• _TASK REQUIREMENTS_:
Reproduce every record below exactly as written, but leave out any pictures.

• _EXERCISE DATA_:
+ + + +
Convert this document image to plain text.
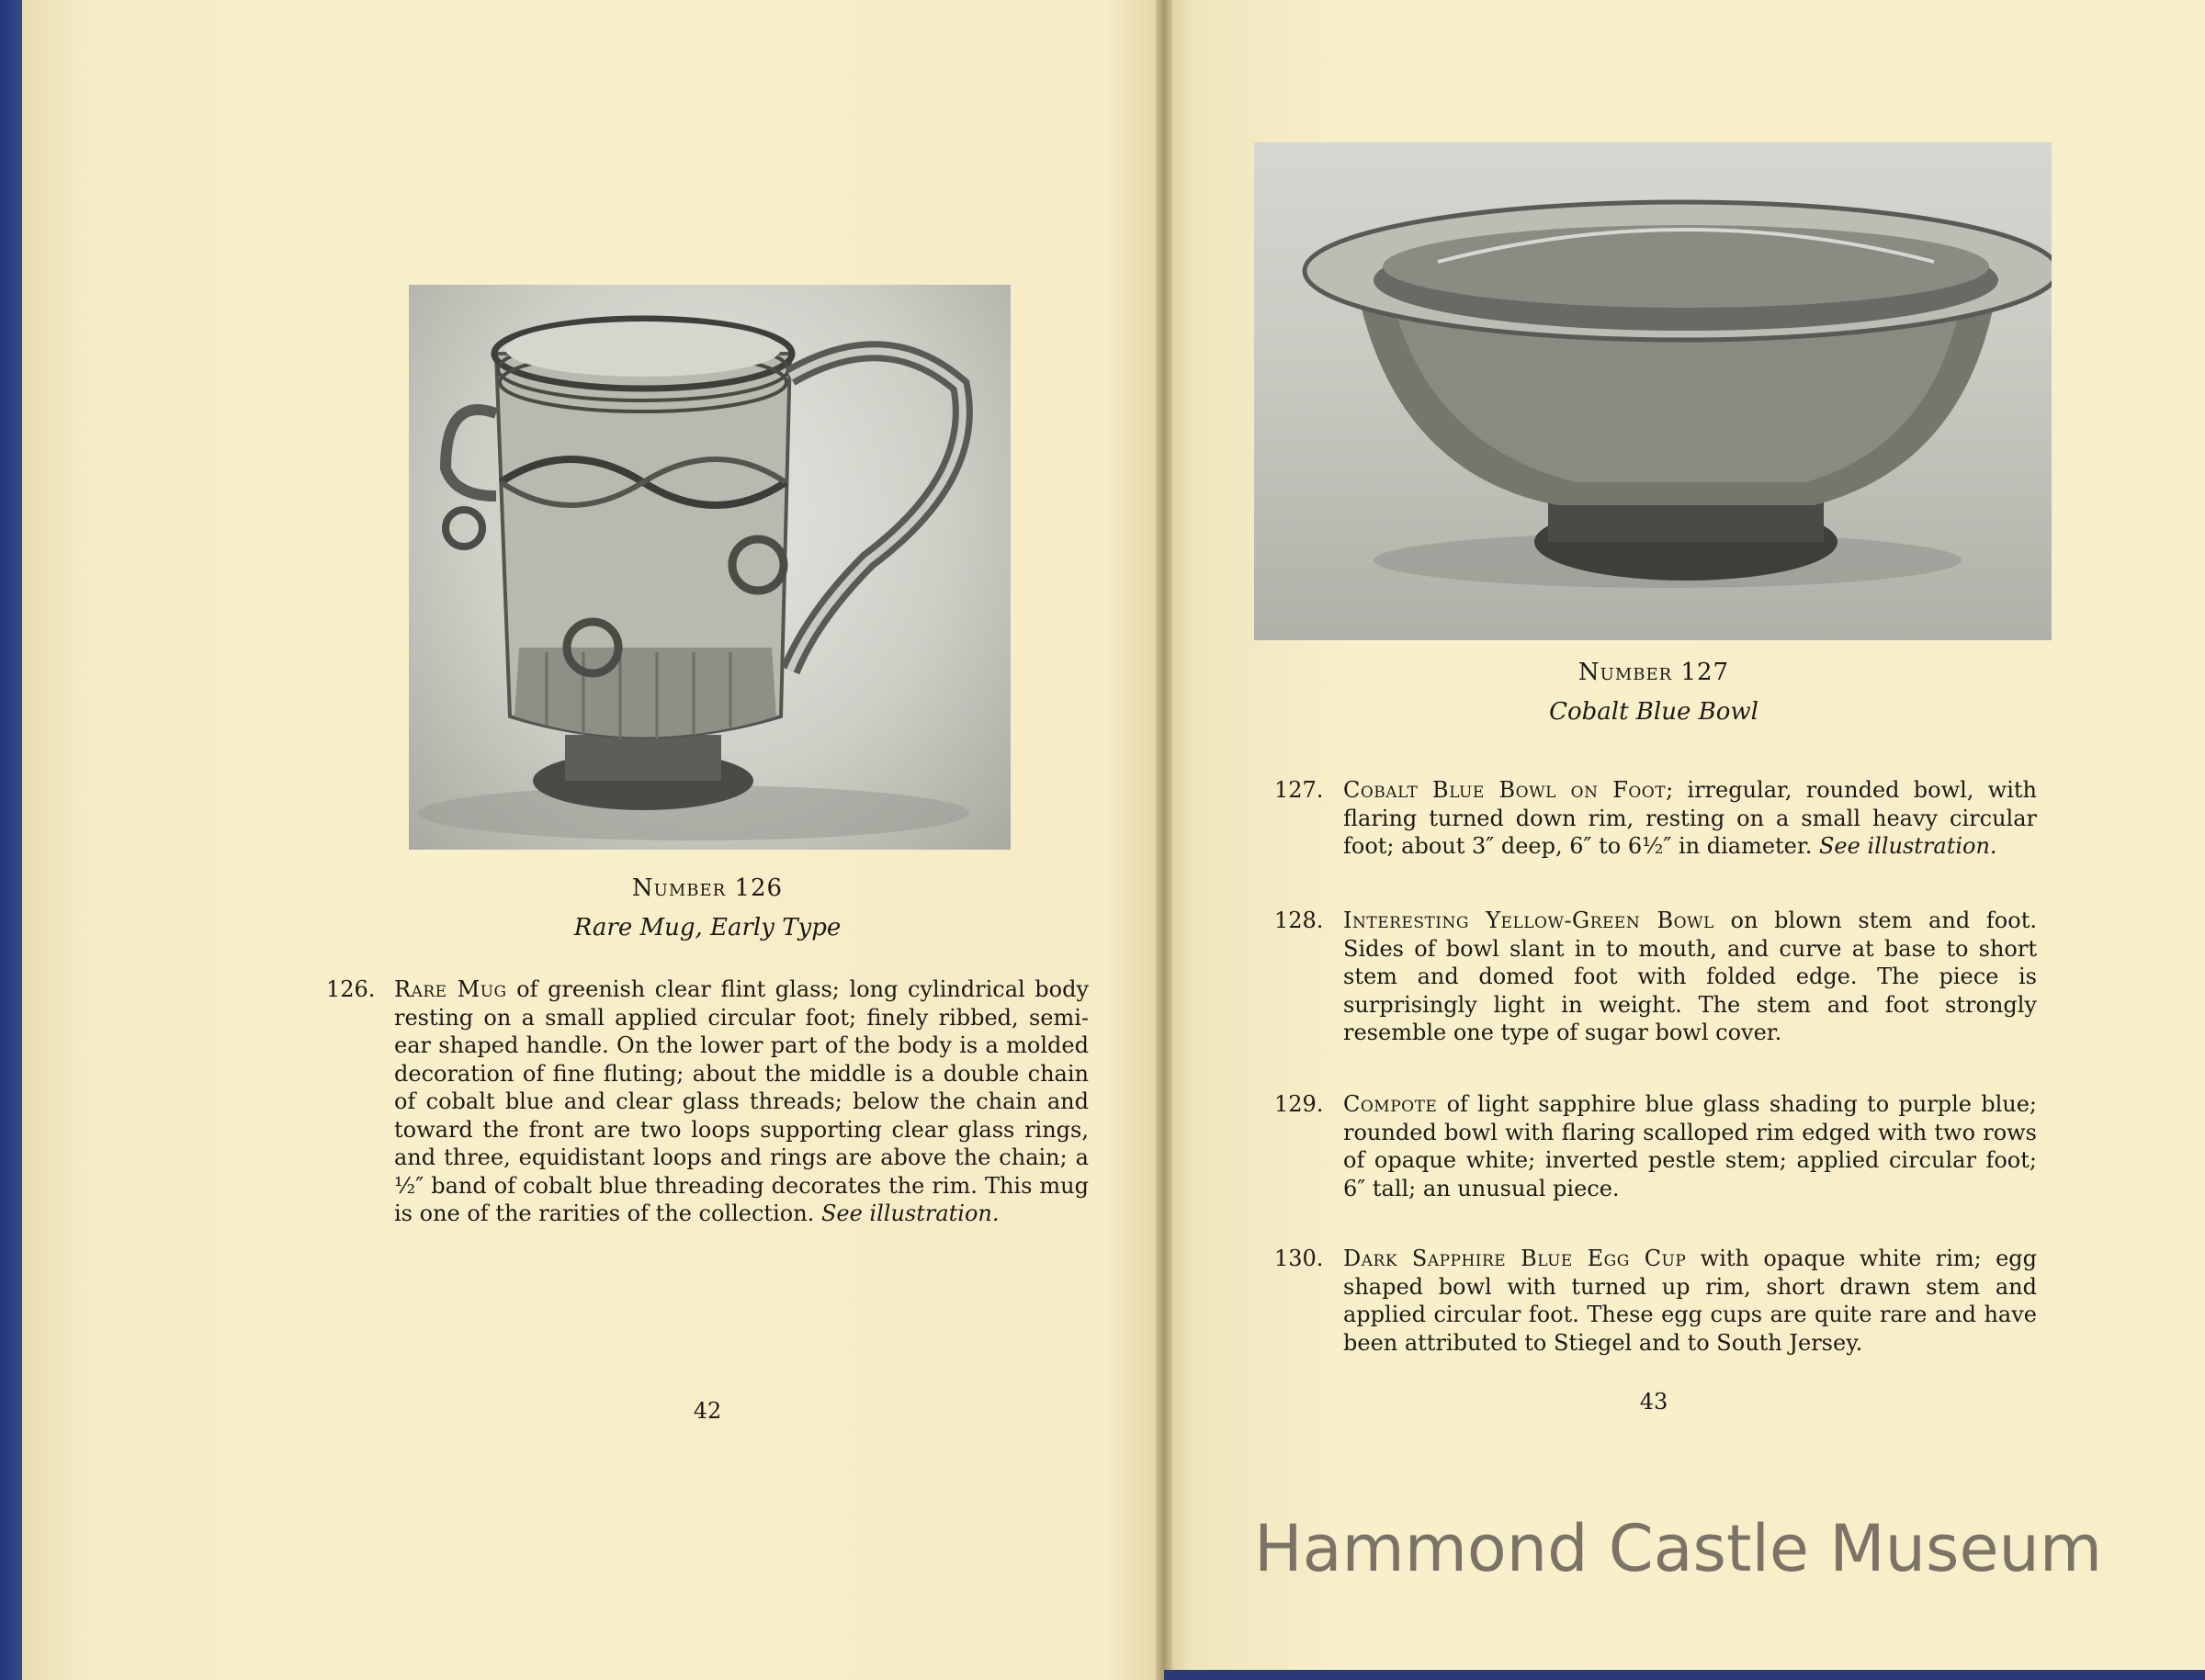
Number 126
Rare Mug, Early Type
126. Rare Mug of greenish clear flint glass; long cylindrical body resting on a small applied circular foot; finely ribbed, semi-ear shaped handle. On the lower part of the body is a molded decoration of fine fluting; about the middle is a double chain of cobalt blue and clear glass threads; below the chain and toward the front are two loops supporting clear glass rings, and three, equidistant loops and rings are above the chain; a ½″ band of cobalt blue threading decorates the rim. This mug is one of the rarities of the collection. See illustration.
42
Number 127
Cobalt Blue Bowl
127. Cobalt Blue Bowl on Foot; irregular, rounded bowl, with flaring turned down rim, resting on a small heavy circular foot; about 3″ deep, 6″ to 6½″ in diameter. See illustration.
128. Interesting Yellow-Green Bowl on blown stem and foot. Sides of bowl slant in to mouth, and curve at base to short stem and domed foot with folded edge. The piece is surprisingly light in weight. The stem and foot strongly resemble one type of sugar bowl cover.
129. Compote of light sapphire blue glass shading to purple blue; rounded bowl with flaring scalloped rim edged with two rows of opaque white; inverted pestle stem; applied circular foot; 6″ tall; an unusual piece.
130. Dark Sapphire Blue Egg Cup with opaque white rim; egg shaped bowl with turned up rim, short drawn stem and applied circular foot. These egg cups are quite rare and have been attributed to Stiegel and to South Jersey.
43
Hammond Castle Museum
+ + + +
• _WRITTEN SOLUTION_:
Convert this document image to plain text.
Number 126
Rare Mug, Early Type
126. Rare Mug of greenish clear flint glass; long cylindrical body resting on a small applied circular foot; finely ribbed, semi-ear shaped handle. On the lower part of the body is a molded decoration of fine fluting; about the middle is a double chain of cobalt blue and clear glass threads; below the chain and toward the front are two loops supporting clear glass rings, and three, equidistant loops and rings are above the chain; a ½″ band of cobalt blue threading decorates the rim. This mug is one of the rarities of the collection. See illustration.
42
Number 127
Cobalt Blue Bowl
127. Cobalt Blue Bowl on Foot; irregular, rounded bowl, with flaring turned down rim, resting on a small heavy circular foot; about 3″ deep, 6″ to 6½″ in diameter. See illustration.
128. Interesting Yellow-Green Bowl on blown stem and foot. Sides of bowl slant in to mouth, and curve at base to short stem and domed foot with folded edge. The piece is surprisingly light in weight. The stem and foot strongly resemble one type of sugar bowl cover.
129. Compote of light sapphire blue glass shading to purple blue; rounded bowl with flaring scalloped rim edged with two rows of opaque white; inverted pestle stem; applied circular foot; 6″ tall; an unusual piece.
130. Dark Sapphire Blue Egg Cup with opaque white rim; egg shaped bowl with turned up rim, short drawn stem and applied circular foot. These egg cups are quite rare and have been attributed to Stiegel and to South Jersey.
43
Hammond Castle Museum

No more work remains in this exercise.